Quoted text:
──────────

Why is the The Best in Ethics 2011 only about 33% the size of the “Worst”?
This troubles me. My objective is not to be negative. The problem, I think, is that ethical conduct is still much more common than unethical conduct, and it is usually less controversial to identify: most of the time, good ethics is self-explanatory. All of us learn more from mistakes and misdeeds, our own and those of others, than we do from meeting societal standards. Most of what Ethics Alarms does is to try to identify unethical conduct, what was wrong with it, why it happened, and how we can discourage it.
Which is all well and good, but I still would like to make 2012’s Ethics Alarms more positive year than this one, if possible. Help me, will you, find more topics involving good ethics, so next year’s Best list can hold its own with the Worst.
Here are the 2011 Ethics Alarms Awards for the Best in Ethics:
Most Important Ethical Act of the Year: Acquitting Casey Anthony. The Florida jury charged with deciding if Casey Anthony murdered her daughter faced the ire of a lynch mob-minded public that wanted the unsympathetic Anthony convicted, based on suspicious conduct and a dubious explanation, but the evidence just wasn’t there. Thus the courageous twelve upheld the American values of fairness, objectivity, and justice under the law. It is interesting that the most ethical act of the year also sparked some of the most unethical arguments of the year, by too many citizens who benefit from our nation’s ideals without comprehending them.

──────────

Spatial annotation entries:
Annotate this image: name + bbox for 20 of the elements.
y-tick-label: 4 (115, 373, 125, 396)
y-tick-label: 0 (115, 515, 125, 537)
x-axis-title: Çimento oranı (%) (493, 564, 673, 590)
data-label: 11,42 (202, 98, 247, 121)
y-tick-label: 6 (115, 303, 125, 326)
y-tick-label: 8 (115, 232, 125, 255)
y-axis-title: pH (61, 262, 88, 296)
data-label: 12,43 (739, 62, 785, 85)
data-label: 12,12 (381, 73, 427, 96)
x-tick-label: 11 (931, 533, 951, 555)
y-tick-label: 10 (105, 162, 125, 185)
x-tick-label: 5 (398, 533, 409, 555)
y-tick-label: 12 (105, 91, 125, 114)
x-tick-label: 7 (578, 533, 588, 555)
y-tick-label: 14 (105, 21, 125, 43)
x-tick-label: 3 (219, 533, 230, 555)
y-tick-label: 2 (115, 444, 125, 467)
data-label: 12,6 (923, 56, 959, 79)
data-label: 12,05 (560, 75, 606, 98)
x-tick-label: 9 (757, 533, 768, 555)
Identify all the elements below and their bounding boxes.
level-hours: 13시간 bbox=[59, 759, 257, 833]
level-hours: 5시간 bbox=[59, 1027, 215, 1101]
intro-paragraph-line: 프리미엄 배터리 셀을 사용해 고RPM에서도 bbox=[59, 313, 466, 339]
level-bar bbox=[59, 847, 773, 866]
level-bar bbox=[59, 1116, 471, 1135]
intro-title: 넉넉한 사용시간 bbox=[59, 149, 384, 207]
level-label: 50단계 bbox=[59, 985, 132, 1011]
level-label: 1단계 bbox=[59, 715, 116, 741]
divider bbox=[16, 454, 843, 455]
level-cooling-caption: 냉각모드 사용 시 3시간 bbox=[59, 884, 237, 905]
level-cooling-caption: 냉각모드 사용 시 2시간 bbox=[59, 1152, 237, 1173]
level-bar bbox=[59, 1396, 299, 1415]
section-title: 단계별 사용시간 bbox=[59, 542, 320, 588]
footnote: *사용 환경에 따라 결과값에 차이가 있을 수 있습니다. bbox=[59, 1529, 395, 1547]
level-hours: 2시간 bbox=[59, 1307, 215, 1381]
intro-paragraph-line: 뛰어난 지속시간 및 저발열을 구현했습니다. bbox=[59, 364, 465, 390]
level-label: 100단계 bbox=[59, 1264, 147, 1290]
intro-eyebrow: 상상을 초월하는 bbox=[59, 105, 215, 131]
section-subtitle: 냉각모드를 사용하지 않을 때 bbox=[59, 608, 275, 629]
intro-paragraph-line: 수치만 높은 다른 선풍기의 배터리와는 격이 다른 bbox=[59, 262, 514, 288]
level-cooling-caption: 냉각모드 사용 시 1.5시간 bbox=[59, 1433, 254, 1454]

──────────

Set problem 1:
Answer these questions about the post on the 2011 Best in Ethics awards:
(a) Roughly what percentage of the size of the "Worst" list is the Best list?
(b) Which year's Ethics Alarms does the author hope to make more positive?
(c) What is named the Most Important Ethical Act of the Year?
Set problem 2: Carry the post on the 2011 Best in Ethics awards forward from the point where it stops.

Exercise answer 1:
(a) About 33%.
(b) 2012.
(c) Acquitting Casey Anthony.

Exercise answer 2:
Outstanding Ethical Leadership: The liberal wing of the U.S. Supreme Court (Justices Sotomayor, Kagan, Ginsberg, and Breyer) plus the swing vote, Justice Kennedy, who wrote the majority opinion, declared in Brown v. Plata that California had to release 46,000 inmates from its prisons, more than a fourth of the those sentenced there. The majority concurred with the lower court’s assessment that California prisons were so obscenely over-crowed that conditions amounted to a human rights violation and a breach of the constitutional prohibition on “cruel and unusual punishment.” For most of the public, prisoners are “out of sight, out of mind,” and their abuse by the prison system doesn’t seem to matter. This apathy risks making the United States only a little better than brutal regimes abroad, and the Supreme Court’s attention is welcome and needed. Next, I’d like to see the court take on prison rape. Maybe in 2012.
Heroes of the Year: The Fukoshima 50. The Japanese nuclear technicians who entered the radiation-leaking Fukushima Dai-ichi nuclear plant to try to prevent a greater catastrophe demonstrated courage, responsibility and selflessness beyond what most of us will ever be required to consider. They had a job to do, their country needed them do it, and they did it, knowing that their duty would probably kill them.
Most Principled Politician: New Jersey Gov. Chris Christie
Most Ethical Republican Presidential Candidate: Former Utah Governor and former Ambassador to China Jon Huntsman. In particular, Huntsman’s theme that America’s worst crisis is its trust deficit is timely, vital and wise. Naturally, GOP voters seem to have no interest in him whatsoever.
Ethical Quote of the Year: John Green. Green, the father of Christina Green, age nine, who died in Jared Loughner’s Tucson rampage that also wounded Rep. Gabrielle Giffords, appeared on the Today Show shortly after the massacre. When he and his wife John Green and his wife Roxanna were asked about their feelings about the tragedy, Green said, “This shouldn’t happen in this country, or anywhere else, but in a free society, we’re going to be subject to people like this. I prefer this to the alternative.”
Ethical Speech of the Year: President Barack Obama, with his speech urging civility and reason in the wake of the Tucson tragedy.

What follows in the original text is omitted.